Below are records to transcribe exactly, without their pictures.

··········

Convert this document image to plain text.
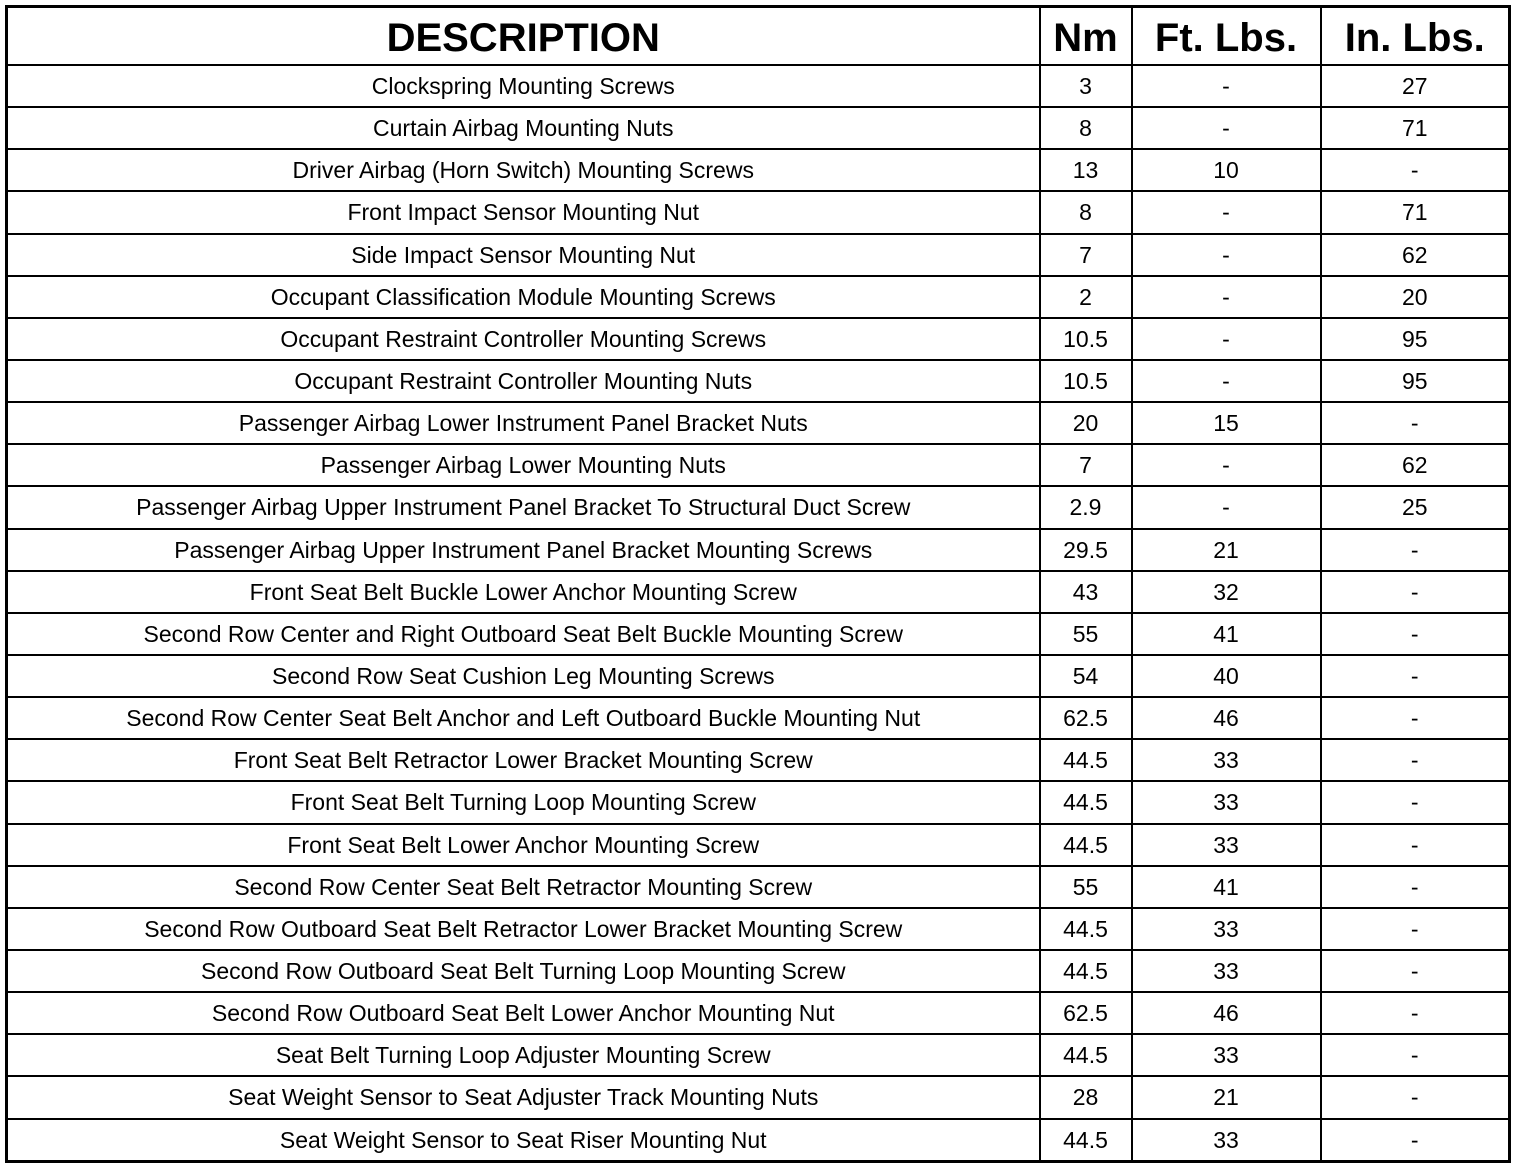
DESCRIPTION	Nm	Ft. Lbs.	In. Lbs.
Clockspring Mounting Screws	3	-	27
Curtain Airbag Mounting Nuts	8	-	71
Driver Airbag (Horn Switch) Mounting Screws	13	10	-
Front Impact Sensor Mounting Nut	8	-	71
Side Impact Sensor Mounting Nut	7	-	62
Occupant Classification Module Mounting Screws	2	-	20
Occupant Restraint Controller Mounting Screws	10.5	-	95
Occupant Restraint Controller Mounting Nuts	10.5	-	95
Passenger Airbag Lower Instrument Panel Bracket Nuts	20	15	-
Passenger Airbag Lower Mounting Nuts	7	-	62
Passenger Airbag Upper Instrument Panel Bracket To Structural Duct Screw	2.9	-	25
Passenger Airbag Upper Instrument Panel Bracket Mounting Screws	29.5	21	-
Front Seat Belt Buckle Lower Anchor Mounting Screw	43	32	-
Second Row Center and Right Outboard Seat Belt Buckle Mounting Screw	55	41	-
Second Row Seat Cushion Leg Mounting Screws	54	40	-
Second Row Center Seat Belt Anchor and Left Outboard Buckle Mounting Nut	62.5	46	-
Front Seat Belt Retractor Lower Bracket Mounting Screw	44.5	33	-
Front Seat Belt Turning Loop Mounting Screw	44.5	33	-
Front Seat Belt Lower Anchor Mounting Screw	44.5	33	-
Second Row Center Seat Belt Retractor Mounting Screw	55	41	-
Second Row Outboard Seat Belt Retractor Lower Bracket Mounting Screw	44.5	33	-
Second Row Outboard Seat Belt Turning Loop Mounting Screw	44.5	33	-
Second Row Outboard Seat Belt Lower Anchor Mounting Nut	62.5	46	-
Seat Belt Turning Loop Adjuster Mounting Screw	44.5	33	-
Seat Weight Sensor to Seat Adjuster Track Mounting Nuts	28	21	-
Seat Weight Sensor to Seat Riser Mounting Nut	44.5	33	-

··········

■ The result:
Convert this document image to plain text.
DESCRIPTION	Nm	Ft. Lbs.	In. Lbs.
Clockspring Mounting Screws	3	-	27
Curtain Airbag Mounting Nuts	8	-	71
Driver Airbag (Horn Switch) Mounting Screws	13	10	-
Front Impact Sensor Mounting Nut	8	-	71
Side Impact Sensor Mounting Nut	7	-	62
Occupant Classification Module Mounting Screws	2	-	20
Occupant Restraint Controller Mounting Screws	10.5	-	95
Occupant Restraint Controller Mounting Nuts	10.5	-	95
Passenger Airbag Lower Instrument Panel Bracket Nuts	20	15	-
Passenger Airbag Lower Mounting Nuts	7	-	62
Passenger Airbag Upper Instrument Panel Bracket To Structural Duct Screw	2.9	-	25
Passenger Airbag Upper Instrument Panel Bracket Mounting Screws	29.5	21	-
Front Seat Belt Buckle Lower Anchor Mounting Screw	43	32	-
Second Row Center and Right Outboard Seat Belt Buckle Mounting Screw	55	41	-
Second Row Seat Cushion Leg Mounting Screws	54	40	-
Second Row Center Seat Belt Anchor and Left Outboard Buckle Mounting Nut	62.5	46	-
Front Seat Belt Retractor Lower Bracket Mounting Screw	44.5	33	-
Front Seat Belt Turning Loop Mounting Screw	44.5	33	-
Front Seat Belt Lower Anchor Mounting Screw	44.5	33	-
Second Row Center Seat Belt Retractor Mounting Screw	55	41	-
Second Row Outboard Seat Belt Retractor Lower Bracket Mounting Screw	44.5	33	-
Second Row Outboard Seat Belt Turning Loop Mounting Screw	44.5	33	-
Second Row Outboard Seat Belt Lower Anchor Mounting Nut	62.5	46	-
Seat Belt Turning Loop Adjuster Mounting Screw	44.5	33	-
Seat Weight Sensor to Seat Adjuster Track Mounting Nuts	28	21	-
Seat Weight Sensor to Seat Riser Mounting Nut	44.5	33	-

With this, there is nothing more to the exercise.